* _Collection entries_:

○ ○ ○

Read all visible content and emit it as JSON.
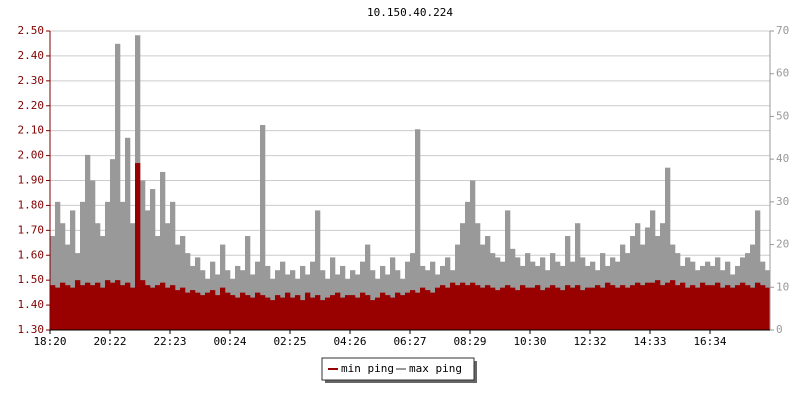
{
  "chart_data": {
    "type": "bar",
    "title": "10.150.40.224",
    "categories": [
      "18:20",
      null,
      null,
      null,
      null,
      null,
      null,
      null,
      null,
      null,
      null,
      null,
      "20:22",
      null,
      null,
      null,
      null,
      null,
      null,
      null,
      null,
      null,
      null,
      null,
      "22:23",
      null,
      null,
      null,
      null,
      null,
      null,
      null,
      null,
      null,
      null,
      null,
      "00:24",
      null,
      null,
      null,
      null,
      null,
      null,
      null,
      null,
      null,
      null,
      null,
      "02:25",
      null,
      null,
      null,
      null,
      null,
      null,
      null,
      null,
      null,
      null,
      null,
      "04:26",
      null,
      null,
      null,
      null,
      null,
      null,
      null,
      null,
      null,
      null,
      null,
      "06:27",
      null,
      null,
      null,
      null,
      null,
      null,
      null,
      null,
      null,
      null,
      null,
      "08:29",
      null,
      null,
      null,
      null,
      null,
      null,
      null,
      null,
      null,
      null,
      null,
      "10:30",
      null,
      null,
      null,
      null,
      null,
      null,
      null,
      null,
      null,
      null,
      null,
      "12:32",
      null,
      null,
      null,
      null,
      null,
      null,
      null,
      null,
      null,
      null,
      null,
      "14:33",
      null,
      null,
      null,
      null,
      null,
      null,
      null,
      null,
      null,
      null,
      null,
      "16:34",
      null,
      null,
      null,
      null,
      null,
      null,
      null,
      null,
      null,
      null,
      null
    ],
    "series": [
      {
        "name": "min ping",
        "color": "#990000",
        "axis": "y",
        "values": [
          1.48,
          1.47,
          1.49,
          1.48,
          1.47,
          1.5,
          1.48,
          1.49,
          1.48,
          1.49,
          1.47,
          1.5,
          1.49,
          1.5,
          1.48,
          1.49,
          1.47,
          1.97,
          1.5,
          1.48,
          1.47,
          1.48,
          1.49,
          1.47,
          1.48,
          1.46,
          1.47,
          1.45,
          1.46,
          1.45,
          1.44,
          1.45,
          1.46,
          1.44,
          1.47,
          1.45,
          1.44,
          1.43,
          1.45,
          1.44,
          1.43,
          1.45,
          1.44,
          1.43,
          1.42,
          1.44,
          1.43,
          1.45,
          1.43,
          1.44,
          1.42,
          1.45,
          1.43,
          1.44,
          1.42,
          1.43,
          1.44,
          1.45,
          1.43,
          1.44,
          1.44,
          1.43,
          1.45,
          1.44,
          1.42,
          1.43,
          1.45,
          1.44,
          1.43,
          1.45,
          1.44,
          1.45,
          1.46,
          1.45,
          1.47,
          1.46,
          1.45,
          1.47,
          1.48,
          1.47,
          1.49,
          1.48,
          1.49,
          1.48,
          1.49,
          1.48,
          1.47,
          1.48,
          1.47,
          1.46,
          1.47,
          1.48,
          1.47,
          1.46,
          1.48,
          1.47,
          1.47,
          1.48,
          1.46,
          1.47,
          1.48,
          1.47,
          1.46,
          1.48,
          1.47,
          1.48,
          1.46,
          1.47,
          1.47,
          1.48,
          1.47,
          1.49,
          1.48,
          1.47,
          1.48,
          1.47,
          1.48,
          1.49,
          1.48,
          1.49,
          1.49,
          1.5,
          1.48,
          1.49,
          1.5,
          1.48,
          1.49,
          1.47,
          1.48,
          1.47,
          1.49,
          1.48,
          1.48,
          1.49,
          1.47,
          1.48,
          1.47,
          1.48,
          1.49,
          1.48,
          1.47,
          1.49,
          1.48,
          1.47
        ]
      },
      {
        "name": "max ping",
        "color": "#999999",
        "axis": "y2",
        "values": [
          22,
          30,
          25,
          20,
          28,
          18,
          30,
          41,
          35,
          25,
          22,
          30,
          40,
          67,
          30,
          45,
          25,
          69,
          35,
          28,
          33,
          22,
          37,
          25,
          30,
          20,
          22,
          18,
          15,
          17,
          14,
          12,
          16,
          13,
          20,
          14,
          12,
          15,
          14,
          22,
          13,
          16,
          48,
          15,
          12,
          14,
          16,
          13,
          14,
          12,
          15,
          13,
          16,
          28,
          14,
          12,
          17,
          13,
          15,
          12,
          14,
          13,
          16,
          20,
          14,
          12,
          15,
          13,
          17,
          14,
          12,
          16,
          18,
          47,
          15,
          14,
          16,
          13,
          15,
          17,
          14,
          20,
          25,
          30,
          35,
          25,
          20,
          22,
          18,
          17,
          16,
          28,
          19,
          17,
          15,
          18,
          16,
          15,
          17,
          14,
          18,
          16,
          15,
          22,
          16,
          25,
          17,
          15,
          16,
          14,
          18,
          15,
          17,
          16,
          20,
          18,
          22,
          25,
          20,
          24,
          28,
          22,
          25,
          38,
          20,
          18,
          15,
          17,
          16,
          14,
          15,
          16,
          15,
          17,
          14,
          16,
          13,
          15,
          17,
          18,
          20,
          28,
          16,
          14
        ]
      }
    ],
    "ylim": [
      1.3,
      2.5
    ],
    "yticks": [
      {
        "value": 1.3,
        "label": "1.30"
      },
      {
        "value": 1.4,
        "label": "1.40"
      },
      {
        "value": 1.5,
        "label": "1.50"
      },
      {
        "value": 1.6,
        "label": "1.60"
      },
      {
        "value": 1.7,
        "label": "1.70"
      },
      {
        "value": 1.8,
        "label": "1.80"
      },
      {
        "value": 1.9,
        "label": "1.90"
      },
      {
        "value": 2.0,
        "label": "2.00"
      },
      {
        "value": 2.1,
        "label": "2.10"
      },
      {
        "value": 2.2,
        "label": "2.20"
      },
      {
        "value": 2.3,
        "label": "2.30"
      },
      {
        "value": 2.4,
        "label": "2.40"
      },
      {
        "value": 2.5,
        "label": "2.50"
      }
    ],
    "y2lim": [
      0,
      70
    ],
    "y2ticks": [
      0,
      10,
      20,
      30,
      40,
      50,
      60,
      70
    ],
    "grid": true
  }
}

○ ○ ○

* _Task objective_: Each line of the data is to be duplicated exactly; pictures stay out of the copy.

* _Task output_:
Read all visible content and emit it as JSON.
{
  "chart_data": {
    "type": "bar",
    "title": "10.150.40.224",
    "categories": [
      "18:20",
      null,
      null,
      null,
      null,
      null,
      null,
      null,
      null,
      null,
      null,
      null,
      "20:22",
      null,
      null,
      null,
      null,
      null,
      null,
      null,
      null,
      null,
      null,
      null,
      "22:23",
      null,
      null,
      null,
      null,
      null,
      null,
      null,
      null,
      null,
      null,
      null,
      "00:24",
      null,
      null,
      null,
      null,
      null,
      null,
      null,
      null,
      null,
      null,
      null,
      "02:25",
      null,
      null,
      null,
      null,
      null,
      null,
      null,
      null,
      null,
      null,
      null,
      "04:26",
      null,
      null,
      null,
      null,
      null,
      null,
      null,
      null,
      null,
      null,
      null,
      "06:27",
      null,
      null,
      null,
      null,
      null,
      null,
      null,
      null,
      null,
      null,
      null,
      "08:29",
      null,
      null,
      null,
      null,
      null,
      null,
      null,
      null,
      null,
      null,
      null,
      "10:30",
      null,
      null,
      null,
      null,
      null,
      null,
      null,
      null,
      null,
      null,
      null,
      "12:32",
      null,
      null,
      null,
      null,
      null,
      null,
      null,
      null,
      null,
      null,
      null,
      "14:33",
      null,
      null,
      null,
      null,
      null,
      null,
      null,
      null,
      null,
      null,
      null,
      "16:34",
      null,
      null,
      null,
      null,
      null,
      null,
      null,
      null,
      null,
      null,
      null
    ],
    "series": [
      {
        "name": "min ping",
        "color": "#990000",
        "axis": "y",
        "values": [
          1.48,
          1.47,
          1.49,
          1.48,
          1.47,
          1.5,
          1.48,
          1.49,
          1.48,
          1.49,
          1.47,
          1.5,
          1.49,
          1.5,
          1.48,
          1.49,
          1.47,
          1.97,
          1.5,
          1.48,
          1.47,
          1.48,
          1.49,
          1.47,
          1.48,
          1.46,
          1.47,
          1.45,
          1.46,
          1.45,
          1.44,
          1.45,
          1.46,
          1.44,
          1.47,
          1.45,
          1.44,
          1.43,
          1.45,
          1.44,
          1.43,
          1.45,
          1.44,
          1.43,
          1.42,
          1.44,
          1.43,
          1.45,
          1.43,
          1.44,
          1.42,
          1.45,
          1.43,
          1.44,
          1.42,
          1.43,
          1.44,
          1.45,
          1.43,
          1.44,
          1.44,
          1.43,
          1.45,
          1.44,
          1.42,
          1.43,
          1.45,
          1.44,
          1.43,
          1.45,
          1.44,
          1.45,
          1.46,
          1.45,
          1.47,
          1.46,
          1.45,
          1.47,
          1.48,
          1.47,
          1.49,
          1.48,
          1.49,
          1.48,
          1.49,
          1.48,
          1.47,
          1.48,
          1.47,
          1.46,
          1.47,
          1.48,
          1.47,
          1.46,
          1.48,
          1.47,
          1.47,
          1.48,
          1.46,
          1.47,
          1.48,
          1.47,
          1.46,
          1.48,
          1.47,
          1.48,
          1.46,
          1.47,
          1.47,
          1.48,
          1.47,
          1.49,
          1.48,
          1.47,
          1.48,
          1.47,
          1.48,
          1.49,
          1.48,
          1.49,
          1.49,
          1.5,
          1.48,
          1.49,
          1.5,
          1.48,
          1.49,
          1.47,
          1.48,
          1.47,
          1.49,
          1.48,
          1.48,
          1.49,
          1.47,
          1.48,
          1.47,
          1.48,
          1.49,
          1.48,
          1.47,
          1.49,
          1.48,
          1.47
        ]
      },
      {
        "name": "max ping",
        "color": "#999999",
        "axis": "y2",
        "values": [
          22,
          30,
          25,
          20,
          28,
          18,
          30,
          41,
          35,
          25,
          22,
          30,
          40,
          67,
          30,
          45,
          25,
          69,
          35,
          28,
          33,
          22,
          37,
          25,
          30,
          20,
          22,
          18,
          15,
          17,
          14,
          12,
          16,
          13,
          20,
          14,
          12,
          15,
          14,
          22,
          13,
          16,
          48,
          15,
          12,
          14,
          16,
          13,
          14,
          12,
          15,
          13,
          16,
          28,
          14,
          12,
          17,
          13,
          15,
          12,
          14,
          13,
          16,
          20,
          14,
          12,
          15,
          13,
          17,
          14,
          12,
          16,
          18,
          47,
          15,
          14,
          16,
          13,
          15,
          17,
          14,
          20,
          25,
          30,
          35,
          25,
          20,
          22,
          18,
          17,
          16,
          28,
          19,
          17,
          15,
          18,
          16,
          15,
          17,
          14,
          18,
          16,
          15,
          22,
          16,
          25,
          17,
          15,
          16,
          14,
          18,
          15,
          17,
          16,
          20,
          18,
          22,
          25,
          20,
          24,
          28,
          22,
          25,
          38,
          20,
          18,
          15,
          17,
          16,
          14,
          15,
          16,
          15,
          17,
          14,
          16,
          13,
          15,
          17,
          18,
          20,
          28,
          16,
          14
        ]
      }
    ],
    "ylim": [
      1.3,
      2.5
    ],
    "yticks": [
      {
        "value": 1.3,
        "label": "1.30"
      },
      {
        "value": 1.4,
        "label": "1.40"
      },
      {
        "value": 1.5,
        "label": "1.50"
      },
      {
        "value": 1.6,
        "label": "1.60"
      },
      {
        "value": 1.7,
        "label": "1.70"
      },
      {
        "value": 1.8,
        "label": "1.80"
      },
      {
        "value": 1.9,
        "label": "1.90"
      },
      {
        "value": 2.0,
        "label": "2.00"
      },
      {
        "value": 2.1,
        "label": "2.10"
      },
      {
        "value": 2.2,
        "label": "2.20"
      },
      {
        "value": 2.3,
        "label": "2.30"
      },
      {
        "value": 2.4,
        "label": "2.40"
      },
      {
        "value": 2.5,
        "label": "2.50"
      }
    ],
    "y2lim": [
      0,
      70
    ],
    "y2ticks": [
      0,
      10,
      20,
      30,
      40,
      50,
      60,
      70
    ],
    "grid": true
  }
}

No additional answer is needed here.